● **What you have to do**
Your task is to transcribe all the entries exactly, excluding pictures.

═══ Source material ═══

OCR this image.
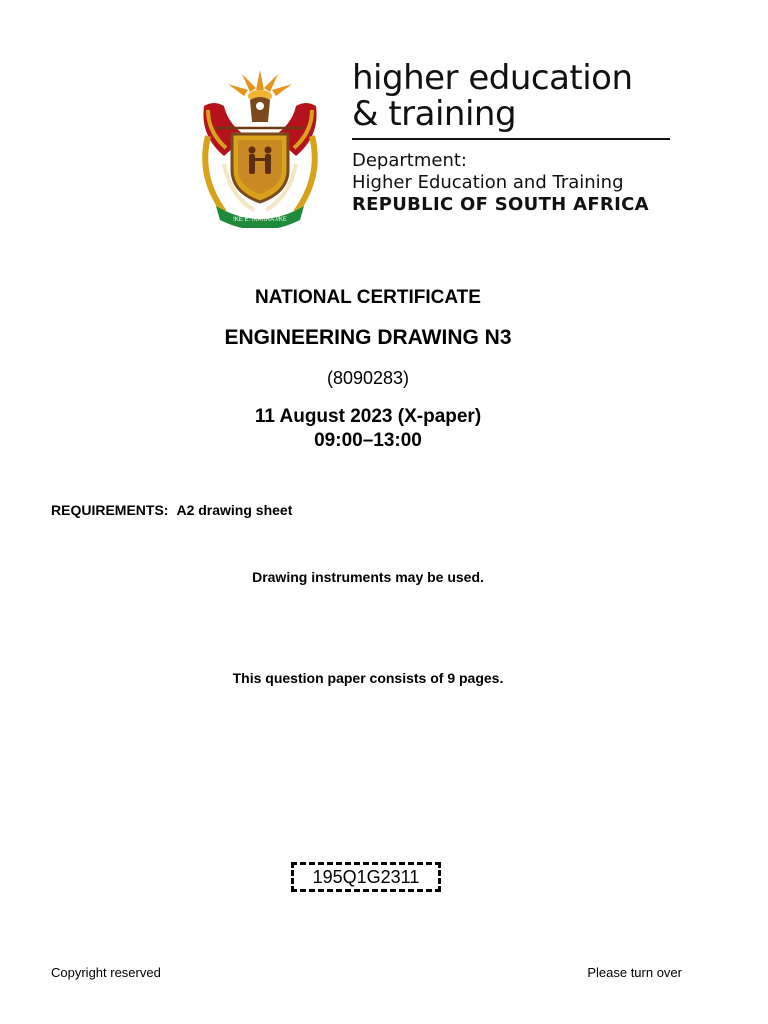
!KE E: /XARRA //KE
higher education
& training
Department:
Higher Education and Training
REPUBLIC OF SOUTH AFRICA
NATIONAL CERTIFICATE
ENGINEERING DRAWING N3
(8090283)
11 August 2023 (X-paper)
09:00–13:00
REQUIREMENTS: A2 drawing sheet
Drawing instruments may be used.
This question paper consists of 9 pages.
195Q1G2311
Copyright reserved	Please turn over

═══

● **Result of the task**
OCR this image.
!KE E: /XARRA //KE
higher education
& training
Department:
Higher Education and Training
REPUBLIC OF SOUTH AFRICA
NATIONAL CERTIFICATE
ENGINEERING DRAWING N3
(8090283)
11 August 2023 (X-paper)
09:00–13:00
REQUIREMENTS: A2 drawing sheet
Drawing instruments may be used.
This question paper consists of 9 pages.
195Q1G2311
Copyright reserved	Please turn over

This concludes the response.